- AIM
Locate all lines with the word "является". Copy them.

— Start —

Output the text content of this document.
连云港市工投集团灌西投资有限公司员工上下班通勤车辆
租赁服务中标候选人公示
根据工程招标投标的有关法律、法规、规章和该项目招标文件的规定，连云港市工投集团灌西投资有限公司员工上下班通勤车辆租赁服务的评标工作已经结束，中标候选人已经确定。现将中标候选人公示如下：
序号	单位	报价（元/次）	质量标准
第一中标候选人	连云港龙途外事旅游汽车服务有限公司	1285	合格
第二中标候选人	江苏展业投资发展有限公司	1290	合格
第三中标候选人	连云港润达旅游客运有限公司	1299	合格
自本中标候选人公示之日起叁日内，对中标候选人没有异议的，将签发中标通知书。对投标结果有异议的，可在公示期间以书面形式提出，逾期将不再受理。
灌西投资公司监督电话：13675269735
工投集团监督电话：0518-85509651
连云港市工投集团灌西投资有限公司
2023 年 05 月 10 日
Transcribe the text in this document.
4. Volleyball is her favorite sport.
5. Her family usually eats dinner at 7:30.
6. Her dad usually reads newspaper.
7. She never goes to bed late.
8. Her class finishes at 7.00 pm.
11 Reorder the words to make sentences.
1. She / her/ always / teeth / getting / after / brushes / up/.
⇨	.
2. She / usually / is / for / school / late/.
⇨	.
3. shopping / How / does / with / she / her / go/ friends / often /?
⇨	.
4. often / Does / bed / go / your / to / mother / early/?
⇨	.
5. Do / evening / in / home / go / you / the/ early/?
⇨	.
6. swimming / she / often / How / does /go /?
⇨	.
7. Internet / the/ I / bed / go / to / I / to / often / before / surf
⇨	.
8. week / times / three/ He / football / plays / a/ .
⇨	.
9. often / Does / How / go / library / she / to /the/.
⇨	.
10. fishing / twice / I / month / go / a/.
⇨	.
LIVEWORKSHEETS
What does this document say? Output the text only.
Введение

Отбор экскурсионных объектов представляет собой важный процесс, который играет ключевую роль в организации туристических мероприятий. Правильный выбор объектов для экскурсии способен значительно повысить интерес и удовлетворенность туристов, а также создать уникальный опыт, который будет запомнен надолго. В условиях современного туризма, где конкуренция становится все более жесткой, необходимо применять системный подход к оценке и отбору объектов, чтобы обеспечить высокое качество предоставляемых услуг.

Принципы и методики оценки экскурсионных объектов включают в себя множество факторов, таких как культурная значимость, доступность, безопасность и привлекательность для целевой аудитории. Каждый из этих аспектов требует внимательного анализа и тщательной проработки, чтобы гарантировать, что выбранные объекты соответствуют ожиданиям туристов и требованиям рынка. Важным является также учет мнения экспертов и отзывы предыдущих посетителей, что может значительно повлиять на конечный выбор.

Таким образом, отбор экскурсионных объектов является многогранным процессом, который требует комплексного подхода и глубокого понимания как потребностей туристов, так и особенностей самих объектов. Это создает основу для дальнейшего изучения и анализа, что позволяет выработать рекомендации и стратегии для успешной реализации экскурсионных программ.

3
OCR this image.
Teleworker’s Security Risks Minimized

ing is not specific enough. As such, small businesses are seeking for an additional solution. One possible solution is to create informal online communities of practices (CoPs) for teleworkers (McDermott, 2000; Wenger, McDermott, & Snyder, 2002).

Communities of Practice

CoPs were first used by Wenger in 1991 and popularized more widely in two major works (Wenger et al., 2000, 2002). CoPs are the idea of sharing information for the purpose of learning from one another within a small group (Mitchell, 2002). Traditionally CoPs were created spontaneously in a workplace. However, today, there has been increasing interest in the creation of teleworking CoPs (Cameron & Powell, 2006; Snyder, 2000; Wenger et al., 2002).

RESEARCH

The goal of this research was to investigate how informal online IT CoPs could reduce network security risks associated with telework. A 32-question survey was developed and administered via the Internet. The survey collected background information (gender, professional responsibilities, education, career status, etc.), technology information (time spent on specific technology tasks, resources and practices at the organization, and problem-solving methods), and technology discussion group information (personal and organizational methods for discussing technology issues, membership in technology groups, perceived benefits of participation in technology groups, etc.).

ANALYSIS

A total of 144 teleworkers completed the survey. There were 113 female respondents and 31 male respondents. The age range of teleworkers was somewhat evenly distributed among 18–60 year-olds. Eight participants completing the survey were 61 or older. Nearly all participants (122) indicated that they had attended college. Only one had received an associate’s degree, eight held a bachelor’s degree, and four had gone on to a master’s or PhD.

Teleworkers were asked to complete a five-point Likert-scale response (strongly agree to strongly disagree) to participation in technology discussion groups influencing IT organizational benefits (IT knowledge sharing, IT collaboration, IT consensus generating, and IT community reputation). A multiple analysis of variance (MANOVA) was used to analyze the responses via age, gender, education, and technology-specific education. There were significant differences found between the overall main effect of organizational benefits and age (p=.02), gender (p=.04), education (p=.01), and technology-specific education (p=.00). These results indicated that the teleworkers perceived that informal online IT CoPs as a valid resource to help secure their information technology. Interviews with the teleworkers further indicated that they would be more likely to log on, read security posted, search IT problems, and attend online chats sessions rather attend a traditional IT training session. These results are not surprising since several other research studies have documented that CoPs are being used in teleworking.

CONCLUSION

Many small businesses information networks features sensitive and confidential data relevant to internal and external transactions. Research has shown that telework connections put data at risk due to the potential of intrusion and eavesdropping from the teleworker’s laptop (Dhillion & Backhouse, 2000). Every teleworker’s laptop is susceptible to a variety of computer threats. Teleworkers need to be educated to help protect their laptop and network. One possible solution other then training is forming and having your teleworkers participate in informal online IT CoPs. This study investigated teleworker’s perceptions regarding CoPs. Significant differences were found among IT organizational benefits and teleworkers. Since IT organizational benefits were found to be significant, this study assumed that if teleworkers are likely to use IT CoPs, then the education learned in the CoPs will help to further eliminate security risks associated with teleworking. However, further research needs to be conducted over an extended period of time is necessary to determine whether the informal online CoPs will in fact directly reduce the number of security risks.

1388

— End —

- RESPONSE TO THE EXERCISE
Принципы и методики оценки экскурсионных объектов включают в себя множество факторов, таких как культурная значимость, доступность, безопасность и привлекательность для целевой аудитории. Каждый из этих аспектов требует внимательного анализа и тщательной проработки, чтобы гарантировать, что выбранные объекты соответствуют ожиданиям туристов и требованиям рынка. Важным является также учет мнения экспертов и отзывы предыдущих посетителей, что может значительно повлиять на конечный выбор.
Таким образом, отбор экскурсионных объектов является многогранным процессом, который требует комплексного подхода и глубокого понимания как потребностей туристов, так и особенностей самих объектов. Это создает основу для дальнейшего изучения и анализа, что позволяет выработать рекомендации и стратегии для успешной реализации экскурсионных программ.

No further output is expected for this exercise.